- [TASK GOAL]: Pull every line containing "plain" from the entries.

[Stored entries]
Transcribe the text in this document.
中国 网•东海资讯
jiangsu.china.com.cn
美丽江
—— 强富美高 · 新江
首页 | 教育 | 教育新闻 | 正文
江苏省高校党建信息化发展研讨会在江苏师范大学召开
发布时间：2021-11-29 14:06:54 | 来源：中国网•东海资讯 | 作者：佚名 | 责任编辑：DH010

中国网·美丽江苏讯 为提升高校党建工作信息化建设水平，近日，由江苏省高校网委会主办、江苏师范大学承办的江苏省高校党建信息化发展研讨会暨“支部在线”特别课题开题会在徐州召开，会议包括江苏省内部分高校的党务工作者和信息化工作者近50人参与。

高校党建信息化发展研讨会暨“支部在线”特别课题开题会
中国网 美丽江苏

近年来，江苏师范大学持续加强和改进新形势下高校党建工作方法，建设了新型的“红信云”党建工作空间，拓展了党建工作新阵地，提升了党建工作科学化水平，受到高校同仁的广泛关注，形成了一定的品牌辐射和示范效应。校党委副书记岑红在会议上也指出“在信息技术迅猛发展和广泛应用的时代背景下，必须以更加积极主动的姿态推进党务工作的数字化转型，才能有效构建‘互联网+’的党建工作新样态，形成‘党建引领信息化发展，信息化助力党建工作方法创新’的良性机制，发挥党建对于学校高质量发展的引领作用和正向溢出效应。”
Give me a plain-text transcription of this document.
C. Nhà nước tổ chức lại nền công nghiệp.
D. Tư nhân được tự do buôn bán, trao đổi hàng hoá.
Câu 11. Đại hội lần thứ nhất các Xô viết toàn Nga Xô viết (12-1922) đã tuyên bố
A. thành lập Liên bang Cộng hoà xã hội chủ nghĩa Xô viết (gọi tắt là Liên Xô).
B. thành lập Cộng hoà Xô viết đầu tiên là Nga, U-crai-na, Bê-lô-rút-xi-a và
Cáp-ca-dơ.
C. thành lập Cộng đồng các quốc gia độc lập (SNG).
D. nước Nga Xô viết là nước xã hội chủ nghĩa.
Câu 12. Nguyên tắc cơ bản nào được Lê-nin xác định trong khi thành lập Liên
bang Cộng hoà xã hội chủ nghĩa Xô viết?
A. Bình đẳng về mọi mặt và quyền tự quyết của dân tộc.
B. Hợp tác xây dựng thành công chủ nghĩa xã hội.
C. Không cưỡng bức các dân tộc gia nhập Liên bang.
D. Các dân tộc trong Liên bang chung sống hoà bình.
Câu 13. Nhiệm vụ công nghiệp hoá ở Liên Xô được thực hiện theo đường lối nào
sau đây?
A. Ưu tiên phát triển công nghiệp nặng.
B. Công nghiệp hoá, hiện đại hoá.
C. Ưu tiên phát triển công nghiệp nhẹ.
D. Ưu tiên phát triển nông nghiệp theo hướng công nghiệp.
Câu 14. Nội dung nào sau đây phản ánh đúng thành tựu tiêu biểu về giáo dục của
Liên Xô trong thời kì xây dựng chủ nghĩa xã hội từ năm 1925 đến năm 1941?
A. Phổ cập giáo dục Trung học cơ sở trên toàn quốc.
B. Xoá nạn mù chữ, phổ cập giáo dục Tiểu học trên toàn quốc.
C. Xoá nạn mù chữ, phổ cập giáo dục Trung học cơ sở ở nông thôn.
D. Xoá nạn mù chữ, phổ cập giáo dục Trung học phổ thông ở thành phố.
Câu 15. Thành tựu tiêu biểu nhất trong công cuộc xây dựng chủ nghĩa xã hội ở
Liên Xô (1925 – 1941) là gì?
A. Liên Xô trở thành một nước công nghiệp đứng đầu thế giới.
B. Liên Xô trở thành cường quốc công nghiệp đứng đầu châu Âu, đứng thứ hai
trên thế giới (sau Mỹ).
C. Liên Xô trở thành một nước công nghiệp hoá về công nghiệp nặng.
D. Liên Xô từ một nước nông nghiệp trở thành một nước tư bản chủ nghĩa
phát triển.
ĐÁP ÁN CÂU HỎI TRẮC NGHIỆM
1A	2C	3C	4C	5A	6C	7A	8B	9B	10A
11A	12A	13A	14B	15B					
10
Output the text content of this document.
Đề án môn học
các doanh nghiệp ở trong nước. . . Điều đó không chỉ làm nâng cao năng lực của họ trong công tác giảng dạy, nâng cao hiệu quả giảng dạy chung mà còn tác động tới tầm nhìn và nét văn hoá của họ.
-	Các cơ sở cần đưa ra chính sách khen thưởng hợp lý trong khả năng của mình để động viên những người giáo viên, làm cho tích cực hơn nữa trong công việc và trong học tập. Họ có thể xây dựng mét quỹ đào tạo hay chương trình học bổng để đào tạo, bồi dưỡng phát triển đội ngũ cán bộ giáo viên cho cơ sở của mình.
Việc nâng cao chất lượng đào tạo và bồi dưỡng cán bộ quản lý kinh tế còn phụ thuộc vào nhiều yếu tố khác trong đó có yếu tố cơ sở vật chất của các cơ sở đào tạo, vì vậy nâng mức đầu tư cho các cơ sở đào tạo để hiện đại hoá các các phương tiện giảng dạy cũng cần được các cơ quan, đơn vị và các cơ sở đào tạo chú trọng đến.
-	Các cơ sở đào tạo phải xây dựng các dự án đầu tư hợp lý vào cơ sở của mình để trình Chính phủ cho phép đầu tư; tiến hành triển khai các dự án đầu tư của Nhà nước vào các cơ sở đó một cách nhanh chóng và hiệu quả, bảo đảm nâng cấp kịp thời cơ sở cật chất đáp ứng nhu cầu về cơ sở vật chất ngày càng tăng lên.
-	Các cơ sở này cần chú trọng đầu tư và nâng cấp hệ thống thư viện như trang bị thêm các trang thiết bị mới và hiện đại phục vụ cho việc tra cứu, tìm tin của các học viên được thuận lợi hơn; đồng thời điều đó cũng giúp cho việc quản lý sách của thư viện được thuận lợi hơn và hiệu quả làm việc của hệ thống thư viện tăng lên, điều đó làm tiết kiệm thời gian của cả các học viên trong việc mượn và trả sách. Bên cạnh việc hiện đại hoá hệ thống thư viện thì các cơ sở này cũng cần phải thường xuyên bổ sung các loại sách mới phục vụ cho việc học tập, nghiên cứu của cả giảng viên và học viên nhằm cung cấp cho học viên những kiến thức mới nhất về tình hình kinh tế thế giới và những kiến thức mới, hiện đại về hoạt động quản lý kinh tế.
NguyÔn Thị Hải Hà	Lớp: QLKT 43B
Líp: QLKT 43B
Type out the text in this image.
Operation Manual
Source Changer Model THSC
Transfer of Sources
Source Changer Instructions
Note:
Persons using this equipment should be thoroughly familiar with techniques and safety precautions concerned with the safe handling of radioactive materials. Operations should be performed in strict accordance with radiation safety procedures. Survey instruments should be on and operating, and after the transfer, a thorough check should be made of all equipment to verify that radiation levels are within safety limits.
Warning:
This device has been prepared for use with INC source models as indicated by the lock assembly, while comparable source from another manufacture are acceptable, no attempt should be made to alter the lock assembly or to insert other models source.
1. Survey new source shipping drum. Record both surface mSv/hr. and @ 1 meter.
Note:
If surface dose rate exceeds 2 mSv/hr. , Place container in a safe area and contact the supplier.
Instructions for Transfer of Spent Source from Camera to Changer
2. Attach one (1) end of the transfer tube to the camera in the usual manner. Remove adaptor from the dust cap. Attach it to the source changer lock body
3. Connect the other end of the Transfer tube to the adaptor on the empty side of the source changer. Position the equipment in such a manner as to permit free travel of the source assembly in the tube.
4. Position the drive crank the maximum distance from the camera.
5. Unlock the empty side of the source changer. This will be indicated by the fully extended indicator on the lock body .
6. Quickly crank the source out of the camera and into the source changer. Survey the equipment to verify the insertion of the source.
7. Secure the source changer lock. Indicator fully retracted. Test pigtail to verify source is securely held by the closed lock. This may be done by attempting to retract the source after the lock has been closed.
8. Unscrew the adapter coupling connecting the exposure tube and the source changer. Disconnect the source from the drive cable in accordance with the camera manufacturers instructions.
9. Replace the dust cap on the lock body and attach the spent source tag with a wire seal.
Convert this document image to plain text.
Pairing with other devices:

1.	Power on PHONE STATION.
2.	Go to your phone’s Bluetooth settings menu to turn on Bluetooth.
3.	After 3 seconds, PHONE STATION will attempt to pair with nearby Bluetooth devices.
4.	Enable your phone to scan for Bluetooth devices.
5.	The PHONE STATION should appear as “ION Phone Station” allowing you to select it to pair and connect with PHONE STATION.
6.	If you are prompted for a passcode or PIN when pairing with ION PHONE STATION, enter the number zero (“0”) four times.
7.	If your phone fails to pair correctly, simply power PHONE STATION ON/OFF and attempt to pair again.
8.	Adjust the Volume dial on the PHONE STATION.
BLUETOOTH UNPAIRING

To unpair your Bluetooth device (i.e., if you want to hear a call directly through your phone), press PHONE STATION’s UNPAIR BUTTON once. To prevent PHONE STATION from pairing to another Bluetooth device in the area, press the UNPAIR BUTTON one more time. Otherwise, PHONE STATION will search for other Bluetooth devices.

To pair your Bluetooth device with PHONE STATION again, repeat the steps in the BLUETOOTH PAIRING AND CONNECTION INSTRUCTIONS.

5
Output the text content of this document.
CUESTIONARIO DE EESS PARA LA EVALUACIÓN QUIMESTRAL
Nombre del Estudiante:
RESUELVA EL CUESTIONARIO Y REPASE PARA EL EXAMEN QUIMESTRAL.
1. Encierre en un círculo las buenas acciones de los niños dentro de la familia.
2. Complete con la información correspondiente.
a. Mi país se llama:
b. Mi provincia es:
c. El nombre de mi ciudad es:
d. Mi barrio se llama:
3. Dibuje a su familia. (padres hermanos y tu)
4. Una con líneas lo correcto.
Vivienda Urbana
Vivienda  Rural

- [WRITTEN RESPONSE]:
Give me a plain-text transcription of this document.
Convert this document image to plain text.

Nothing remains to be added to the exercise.